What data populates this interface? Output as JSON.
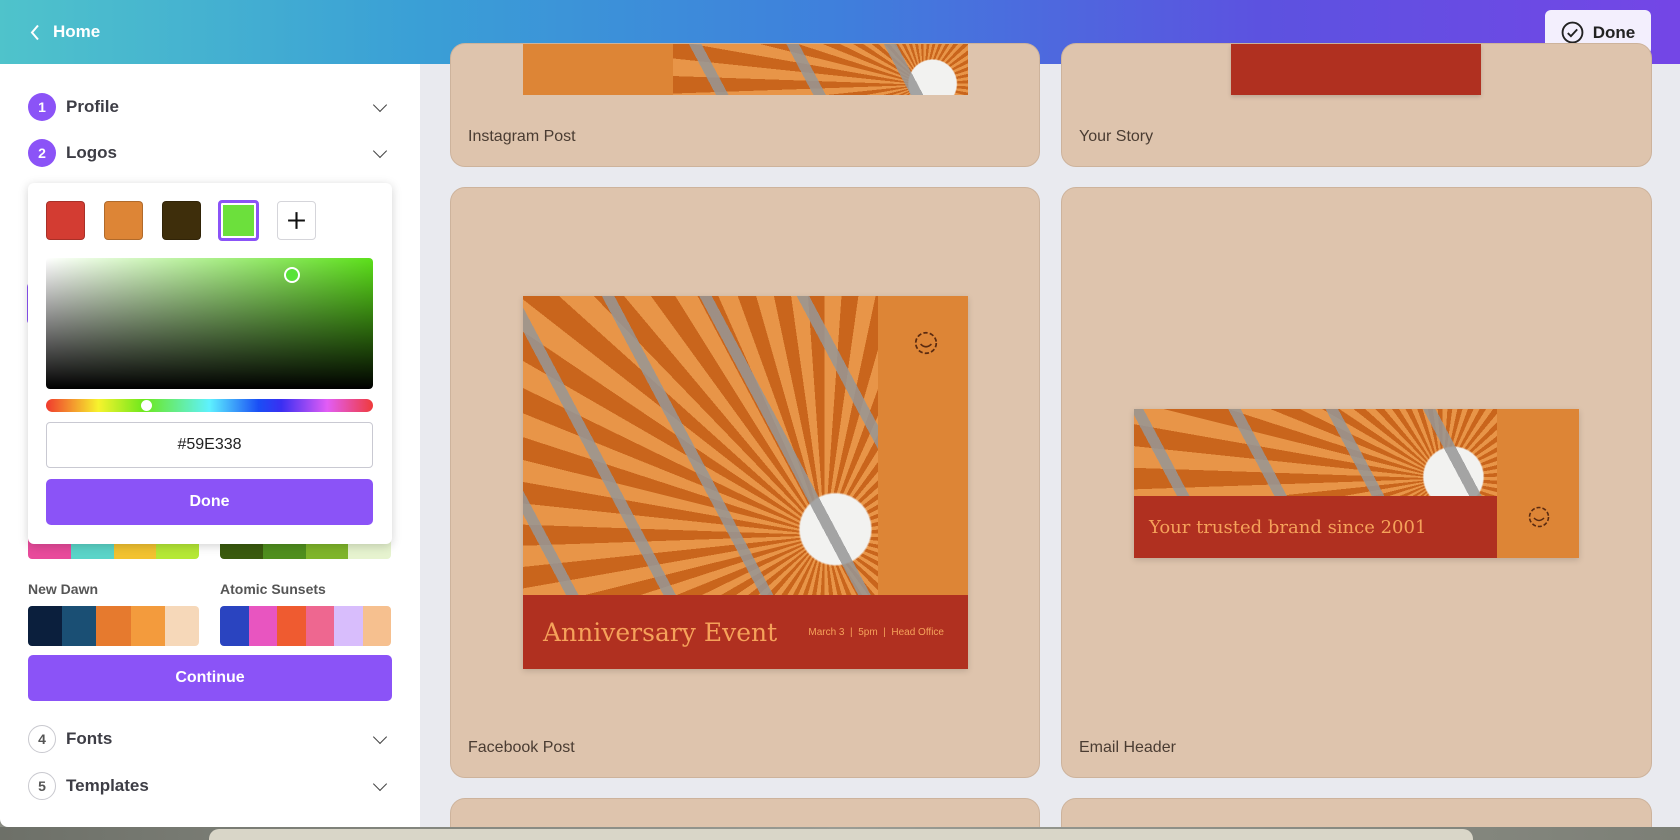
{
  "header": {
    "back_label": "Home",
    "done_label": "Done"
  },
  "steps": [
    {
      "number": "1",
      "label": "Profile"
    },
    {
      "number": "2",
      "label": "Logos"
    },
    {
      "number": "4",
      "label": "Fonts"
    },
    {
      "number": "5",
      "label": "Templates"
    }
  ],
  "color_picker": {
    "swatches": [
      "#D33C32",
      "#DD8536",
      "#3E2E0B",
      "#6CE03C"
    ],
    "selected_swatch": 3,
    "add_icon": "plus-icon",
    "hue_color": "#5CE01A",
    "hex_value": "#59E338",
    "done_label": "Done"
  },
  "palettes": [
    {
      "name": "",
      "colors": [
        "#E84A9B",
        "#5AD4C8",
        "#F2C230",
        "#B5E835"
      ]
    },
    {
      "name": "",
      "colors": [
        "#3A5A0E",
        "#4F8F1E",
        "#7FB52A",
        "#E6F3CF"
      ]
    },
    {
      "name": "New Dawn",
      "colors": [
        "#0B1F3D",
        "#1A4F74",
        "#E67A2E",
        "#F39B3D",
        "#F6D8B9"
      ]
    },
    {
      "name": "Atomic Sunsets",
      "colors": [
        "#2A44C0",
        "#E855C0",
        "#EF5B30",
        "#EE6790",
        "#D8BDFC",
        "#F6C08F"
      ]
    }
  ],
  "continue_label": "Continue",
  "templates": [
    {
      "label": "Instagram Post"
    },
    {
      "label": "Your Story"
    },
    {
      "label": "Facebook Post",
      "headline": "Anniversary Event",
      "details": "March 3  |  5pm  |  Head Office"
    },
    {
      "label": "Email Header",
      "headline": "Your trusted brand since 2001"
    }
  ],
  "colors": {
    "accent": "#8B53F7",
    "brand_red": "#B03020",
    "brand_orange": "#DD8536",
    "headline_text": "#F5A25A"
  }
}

-----

**PROBLEM STATEMENT**
Copy and report every line where the word "Post" is present.

**TASK ANSWER**
      "label": "Instagram Post"
      "label": "Facebook Post",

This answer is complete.